■ **AIM OF THE EXERCISE**: Rewrite all the records below with every "brick-stud" swapped for "knob" and nothing else changed. Omit the pictures.

■ **AVAILABLE DATA**:
## Begin

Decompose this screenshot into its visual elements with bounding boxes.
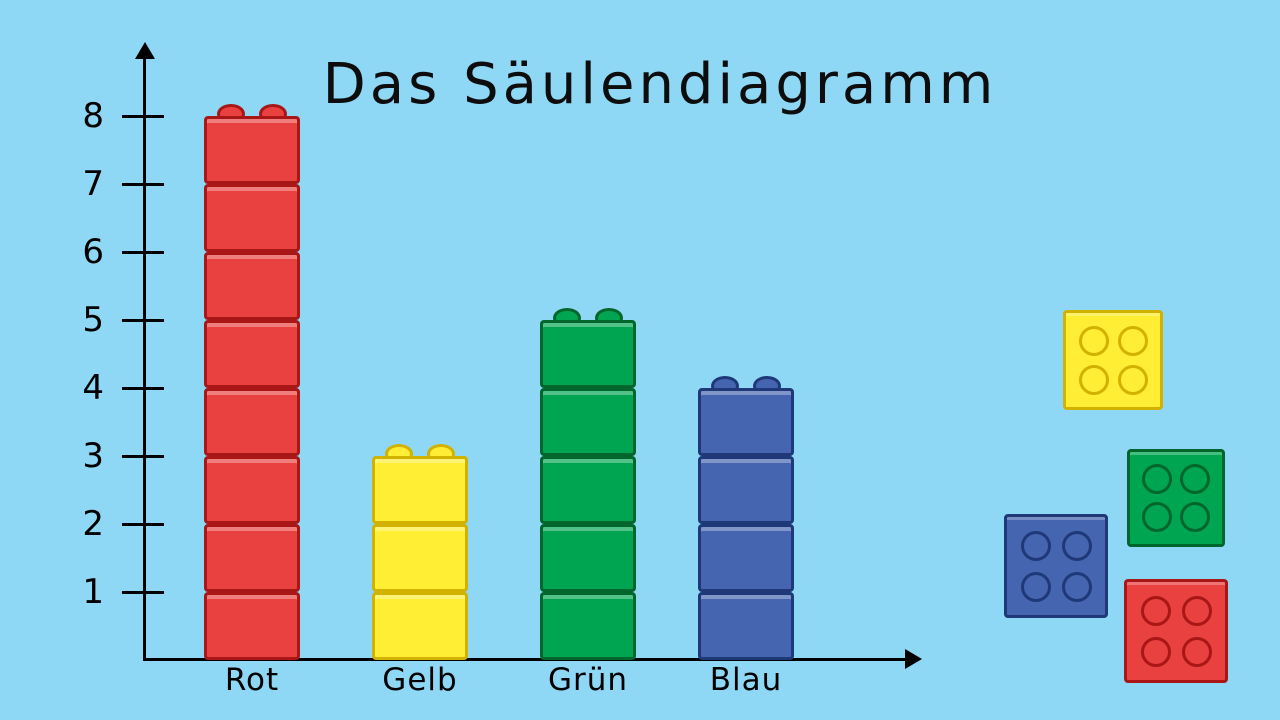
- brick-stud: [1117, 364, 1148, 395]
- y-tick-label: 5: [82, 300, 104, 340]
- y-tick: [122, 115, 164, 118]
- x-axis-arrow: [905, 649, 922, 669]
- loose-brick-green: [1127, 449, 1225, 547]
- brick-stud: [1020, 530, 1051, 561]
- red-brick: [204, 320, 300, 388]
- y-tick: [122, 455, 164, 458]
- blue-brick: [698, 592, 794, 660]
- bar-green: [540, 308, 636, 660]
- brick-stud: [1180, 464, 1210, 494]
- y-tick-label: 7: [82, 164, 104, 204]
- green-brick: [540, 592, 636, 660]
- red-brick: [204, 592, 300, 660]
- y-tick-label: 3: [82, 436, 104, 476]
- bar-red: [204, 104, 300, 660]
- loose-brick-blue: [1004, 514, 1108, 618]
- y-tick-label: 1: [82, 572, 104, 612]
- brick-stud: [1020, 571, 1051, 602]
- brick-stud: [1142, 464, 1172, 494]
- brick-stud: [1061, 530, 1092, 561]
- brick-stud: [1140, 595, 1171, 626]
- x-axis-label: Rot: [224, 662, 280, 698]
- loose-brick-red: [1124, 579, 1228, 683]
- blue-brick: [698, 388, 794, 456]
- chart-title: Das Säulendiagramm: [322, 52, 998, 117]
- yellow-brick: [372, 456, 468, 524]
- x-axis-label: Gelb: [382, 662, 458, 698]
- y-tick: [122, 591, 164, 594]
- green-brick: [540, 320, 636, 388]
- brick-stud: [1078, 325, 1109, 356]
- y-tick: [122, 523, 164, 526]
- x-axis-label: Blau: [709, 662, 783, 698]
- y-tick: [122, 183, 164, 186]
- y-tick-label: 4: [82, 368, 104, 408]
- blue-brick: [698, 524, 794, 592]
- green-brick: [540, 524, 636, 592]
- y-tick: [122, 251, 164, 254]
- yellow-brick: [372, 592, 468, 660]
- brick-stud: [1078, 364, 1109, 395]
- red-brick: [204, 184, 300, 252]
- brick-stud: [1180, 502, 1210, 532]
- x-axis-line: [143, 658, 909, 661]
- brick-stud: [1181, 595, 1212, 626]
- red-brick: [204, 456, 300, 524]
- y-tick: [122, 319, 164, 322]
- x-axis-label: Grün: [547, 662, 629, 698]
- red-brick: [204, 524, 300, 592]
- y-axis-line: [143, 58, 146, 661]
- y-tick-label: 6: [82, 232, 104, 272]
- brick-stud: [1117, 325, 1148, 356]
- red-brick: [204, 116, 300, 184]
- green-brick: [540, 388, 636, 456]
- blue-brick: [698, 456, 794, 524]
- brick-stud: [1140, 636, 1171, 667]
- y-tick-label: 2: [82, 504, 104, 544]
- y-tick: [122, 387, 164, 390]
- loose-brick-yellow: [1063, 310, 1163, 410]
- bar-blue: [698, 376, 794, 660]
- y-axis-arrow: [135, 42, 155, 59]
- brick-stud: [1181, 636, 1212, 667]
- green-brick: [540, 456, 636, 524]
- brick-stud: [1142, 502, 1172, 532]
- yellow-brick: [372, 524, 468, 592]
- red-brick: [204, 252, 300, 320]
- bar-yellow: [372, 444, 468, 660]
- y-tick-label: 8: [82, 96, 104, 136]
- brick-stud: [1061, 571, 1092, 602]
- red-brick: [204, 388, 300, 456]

## End

■ **SOLVED EXERCISE**:
Decompose this screenshot into its visual elements with bounding boxes.
- knob: [1117, 364, 1148, 395]
- y-tick-label: 5: [82, 300, 104, 340]
- y-tick: [122, 115, 164, 118]
- x-axis-arrow: [905, 649, 922, 669]
- loose-brick-green: [1127, 449, 1225, 547]
- knob: [1020, 530, 1051, 561]
- red-brick: [204, 320, 300, 388]
- y-tick: [122, 455, 164, 458]
- blue-brick: [698, 592, 794, 660]
- bar-green: [540, 308, 636, 660]
- knob: [1180, 464, 1210, 494]
- y-tick-label: 7: [82, 164, 104, 204]
- green-brick: [540, 592, 636, 660]
- red-brick: [204, 592, 300, 660]
- y-tick-label: 3: [82, 436, 104, 476]
- bar-red: [204, 104, 300, 660]
- loose-brick-blue: [1004, 514, 1108, 618]
- y-tick-label: 1: [82, 572, 104, 612]
- knob: [1020, 571, 1051, 602]
- knob: [1142, 464, 1172, 494]
- knob: [1061, 530, 1092, 561]
- knob: [1140, 595, 1171, 626]
- x-axis-label: Rot: [224, 662, 280, 698]
- loose-brick-red: [1124, 579, 1228, 683]
- blue-brick: [698, 388, 794, 456]
- chart-title: Das Säulendiagramm: [322, 52, 998, 117]
- yellow-brick: [372, 456, 468, 524]
- x-axis-label: Gelb: [382, 662, 458, 698]
- y-tick: [122, 591, 164, 594]
- green-brick: [540, 320, 636, 388]
- knob: [1078, 325, 1109, 356]
- y-tick: [122, 523, 164, 526]
- x-axis-label: Blau: [709, 662, 783, 698]
- y-tick: [122, 183, 164, 186]
- y-tick-label: 4: [82, 368, 104, 408]
- blue-brick: [698, 524, 794, 592]
- green-brick: [540, 524, 636, 592]
- y-tick: [122, 251, 164, 254]
- yellow-brick: [372, 592, 468, 660]
- knob: [1078, 364, 1109, 395]
- red-brick: [204, 184, 300, 252]
- knob: [1180, 502, 1210, 532]
- x-axis-line: [143, 658, 909, 661]
- knob: [1181, 595, 1212, 626]
- red-brick: [204, 456, 300, 524]
- y-tick: [122, 319, 164, 322]
- x-axis-label: Grün: [547, 662, 629, 698]
- red-brick: [204, 524, 300, 592]
- y-axis-line: [143, 58, 146, 661]
- y-tick-label: 6: [82, 232, 104, 272]
- knob: [1117, 325, 1148, 356]
- red-brick: [204, 116, 300, 184]
- green-brick: [540, 388, 636, 456]
- blue-brick: [698, 456, 794, 524]
- knob: [1140, 636, 1171, 667]
- y-tick-label: 2: [82, 504, 104, 544]
- y-tick: [122, 387, 164, 390]
- loose-brick-yellow: [1063, 310, 1163, 410]
- bar-blue: [698, 376, 794, 660]
- y-axis-arrow: [135, 42, 155, 59]
- knob: [1181, 636, 1212, 667]
- green-brick: [540, 456, 636, 524]
- knob: [1142, 502, 1172, 532]
- yellow-brick: [372, 524, 468, 592]
- red-brick: [204, 252, 300, 320]
- bar-yellow: [372, 444, 468, 660]
- y-tick-label: 8: [82, 96, 104, 136]
- knob: [1061, 571, 1092, 602]
- red-brick: [204, 388, 300, 456]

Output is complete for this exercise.